▶ _Problema A_:
Com base na matéria sobre o estudo da USP, explique por que a gravidez e os meses após o parto são apresentados como um momento de maior vulnerabilidade à violência psicológica.
▶ _Problema B_:
Responda, com base na matéria sobre o estudo da USP:
(i) Em que dados se baseia a pesquisa nacional?
(ii) Que dois fatores agravam o cenário de risco?
(iii) Em que periódico o estudo foi publicado?

Estudo da USP Revela Risco Quase Dobrado de Violência Psicológica Contra Gestantes e Puérperas no Brasil

Estudo da USP Revela Risco Quase Dobrado de Violência Psicológica Contra Gestantes e Puérperas no Brasil

Pesquisa nacional, baseada em dados do IBGE, aponta que mulheres grávidas e no pós-parto imediato são as mais vulneráveis a abusos emocionais, com baixa escolaridade e renda familiar reduzida agravando o cenário de risco e impactando a saúde da mãe e do bebê.

O período da gravidez e os meses seguintes ao parto representam um momento de maior vulnerabilidade para as mulheres, especialmente no que tange à violência psicológica cometida por parceiros ou ex-parceiros. Um estudo conduzido por pesquisadores da Faculdade de Medicina (FM) da USP, e publicado no Journal of Interpersonal Violence, revela que o risco de sofrer esse tipo de abuso é quase o dobro para gestantes e puérperas.

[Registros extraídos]
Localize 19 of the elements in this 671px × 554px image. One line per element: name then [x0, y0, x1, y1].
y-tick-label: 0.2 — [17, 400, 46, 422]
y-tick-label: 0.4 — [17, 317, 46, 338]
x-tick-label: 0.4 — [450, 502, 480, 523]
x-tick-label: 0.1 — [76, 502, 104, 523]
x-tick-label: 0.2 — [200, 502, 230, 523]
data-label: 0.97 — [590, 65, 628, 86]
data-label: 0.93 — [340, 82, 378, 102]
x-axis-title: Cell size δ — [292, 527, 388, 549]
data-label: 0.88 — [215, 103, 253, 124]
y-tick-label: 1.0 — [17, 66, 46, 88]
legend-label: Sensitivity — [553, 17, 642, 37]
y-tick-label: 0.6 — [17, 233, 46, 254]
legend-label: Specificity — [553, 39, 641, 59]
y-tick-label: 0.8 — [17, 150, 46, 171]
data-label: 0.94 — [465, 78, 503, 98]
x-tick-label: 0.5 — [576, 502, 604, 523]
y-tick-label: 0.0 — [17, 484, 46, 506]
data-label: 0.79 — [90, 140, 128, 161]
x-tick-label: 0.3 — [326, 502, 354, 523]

▶ _Resultado A_:
Segundo a matéria, um estudo da Faculdade de Medicina (FM) da USP, publicado no Journal of Interpersonal Violence, constatou que, para gestantes e puérperas, o risco de sofrer violência psicológica cometida por parceiros ou ex-parceiros é quase o dobro.

▶ _Resultado B_:
(i) Em dados do IBGE.
(ii) A baixa escolaridade e a renda familiar reduzida.
(iii) No Journal of Interpersonal Violence.